(Stored data entries)
— start —

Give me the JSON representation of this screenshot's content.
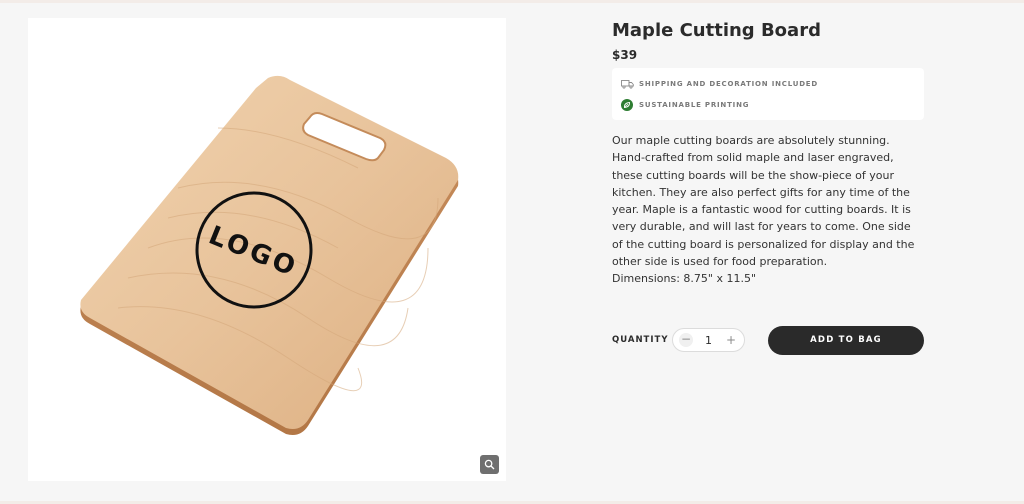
{
  "product": {
    "title": "Maple Cutting Board",
    "price": "$39",
    "image_logo_text": "LOGO",
    "zoom_icon": "magnifier-icon"
  },
  "features": [
    {
      "icon": "truck-icon",
      "text": "SHIPPING AND DECORATION INCLUDED"
    },
    {
      "icon": "leaf-icon",
      "text": "SUSTAINABLE PRINTING"
    }
  ],
  "description": {
    "paragraph": "Our maple cutting boards are absolutely stunning. Hand-crafted from solid maple and laser engraved, these cutting boards will be the show-piece of your kitchen. They are also perfect gifts for any time of the year.  Maple is a fantastic wood for cutting boards. It is very durable, and will last for years to come. One side of the cutting board is personalized for display and the other side is used for food preparation.",
    "dimensions": "Dimensions: 8.75\" x 11.5\""
  },
  "purchase": {
    "quantity_label": "QUANTITY",
    "quantity_value": "1",
    "minus": "−",
    "plus": "+",
    "add_to_bag_label": "ADD TO BAG"
  },
  "colors": {
    "accent_dark": "#2a2a2a",
    "leaf_green": "#2e7d32",
    "wood": "#e9c49c"
  }
}
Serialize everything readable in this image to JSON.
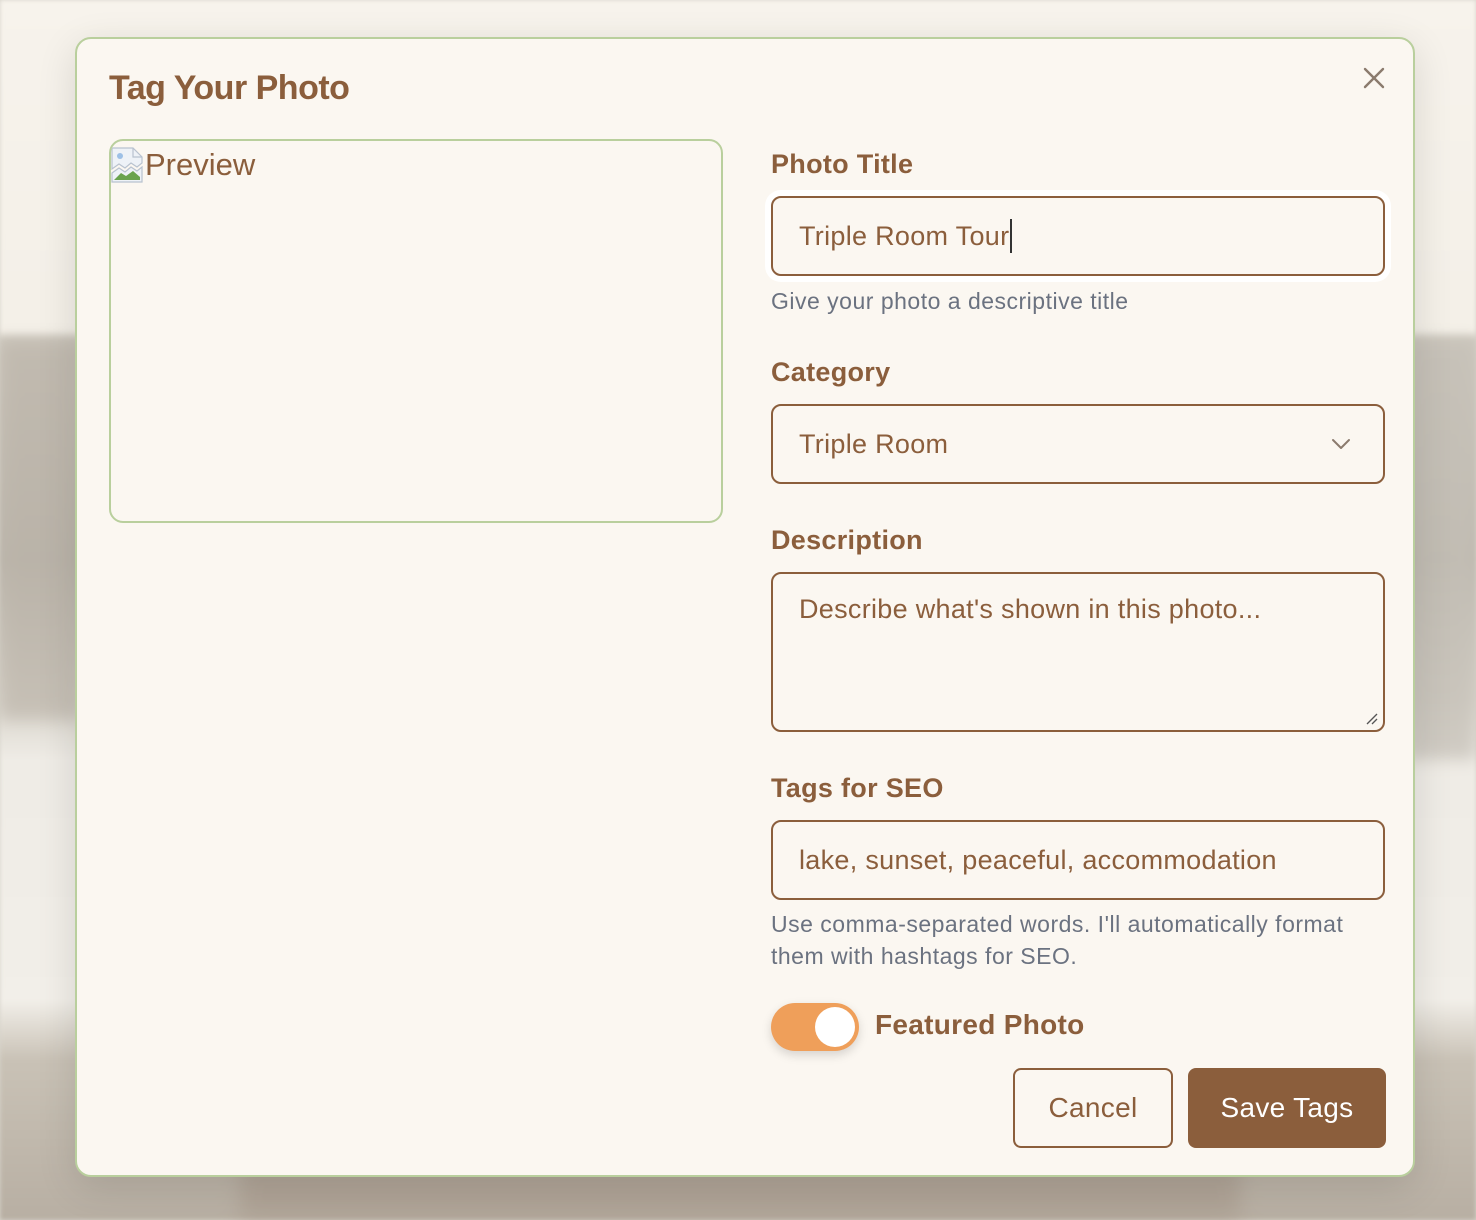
{
  "modal": {
    "title": "Tag Your Photo",
    "close_icon": "close-icon"
  },
  "preview": {
    "alt_text": "Preview",
    "icon": "broken-image-icon"
  },
  "form": {
    "title": {
      "label": "Photo Title",
      "value": "Triple Room Tour",
      "helper": "Give your photo a descriptive title"
    },
    "category": {
      "label": "Category",
      "selected": "Triple Room",
      "icon": "chevron-down-icon"
    },
    "description": {
      "label": "Description",
      "placeholder": "Describe what's shown in this photo..."
    },
    "tags": {
      "label": "Tags for SEO",
      "value": "lake, sunset, peaceful, accommodation",
      "helper_line1": "Use comma-separated words. I'll automatically format",
      "helper_line2": "them with hashtags for SEO."
    },
    "featured": {
      "label": "Featured Photo",
      "on": true
    }
  },
  "actions": {
    "cancel_label": "Cancel",
    "save_label": "Save Tags"
  },
  "colors": {
    "accent_brown": "#8b5e3c",
    "border_green": "#b9cf9d",
    "toggle_orange": "#ef9f5a",
    "modal_bg": "#fbf7f1",
    "helper_gray": "#6b7280"
  }
}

— end —

REQUIREMENTS » Leave the pictures out and reproduce each record exactly as written.

ANSWER BELOW »
Give me the JSON representation of this screenshot's content.
{
  "product": {
    "title": "Maple Cutting Board",
    "price": "$39",
    "image_logo_text": "LOGO",
    "zoom_icon": "magnifier-icon"
  },
  "features": [
    {
      "icon": "truck-icon",
      "text": "SHIPPING AND DECORATION INCLUDED"
    },
    {
      "icon": "leaf-icon",
      "text": "SUSTAINABLE PRINTING"
    }
  ],
  "description": {
    "paragraph": "Our maple cutting boards are absolutely stunning. Hand-crafted from solid maple and laser engraved, these cutting boards will be the show-piece of your kitchen. They are also perfect gifts for any time of the year.  Maple is a fantastic wood for cutting boards. It is very durable, and will last for years to come. One side of the cutting board is personalized for display and the other side is used for food preparation.",
    "dimensions": "Dimensions: 8.75\" x 11.5\""
  },
  "purchase": {
    "quantity_label": "QUANTITY",
    "quantity_value": "1",
    "minus": "−",
    "plus": "+",
    "add_to_bag_label": "ADD TO BAG"
  },
  "colors": {
    "accent_dark": "#2a2a2a",
    "leaf_green": "#2e7d32",
    "wood": "#e9c49c"
  }
}
Serialize everything readable in this image to JSON.
{
  "modal": {
    "title": "Tag Your Photo",
    "close_icon": "close-icon"
  },
  "preview": {
    "alt_text": "Preview",
    "icon": "broken-image-icon"
  },
  "form": {
    "title": {
      "label": "Photo Title",
      "value": "Triple Room Tour",
      "helper": "Give your photo a descriptive title"
    },
    "category": {
      "label": "Category",
      "selected": "Triple Room",
      "icon": "chevron-down-icon"
    },
    "description": {
      "label": "Description",
      "placeholder": "Describe what's shown in this photo..."
    },
    "tags": {
      "label": "Tags for SEO",
      "value": "lake, sunset, peaceful, accommodation",
      "helper_line1": "Use comma-separated words. I'll automatically format",
      "helper_line2": "them with hashtags for SEO."
    },
    "featured": {
      "label": "Featured Photo",
      "on": true
    }
  },
  "actions": {
    "cancel_label": "Cancel",
    "save_label": "Save Tags"
  },
  "colors": {
    "accent_brown": "#8b5e3c",
    "border_green": "#b9cf9d",
    "toggle_orange": "#ef9f5a",
    "modal_bg": "#fbf7f1",
    "helper_gray": "#6b7280"
  }
}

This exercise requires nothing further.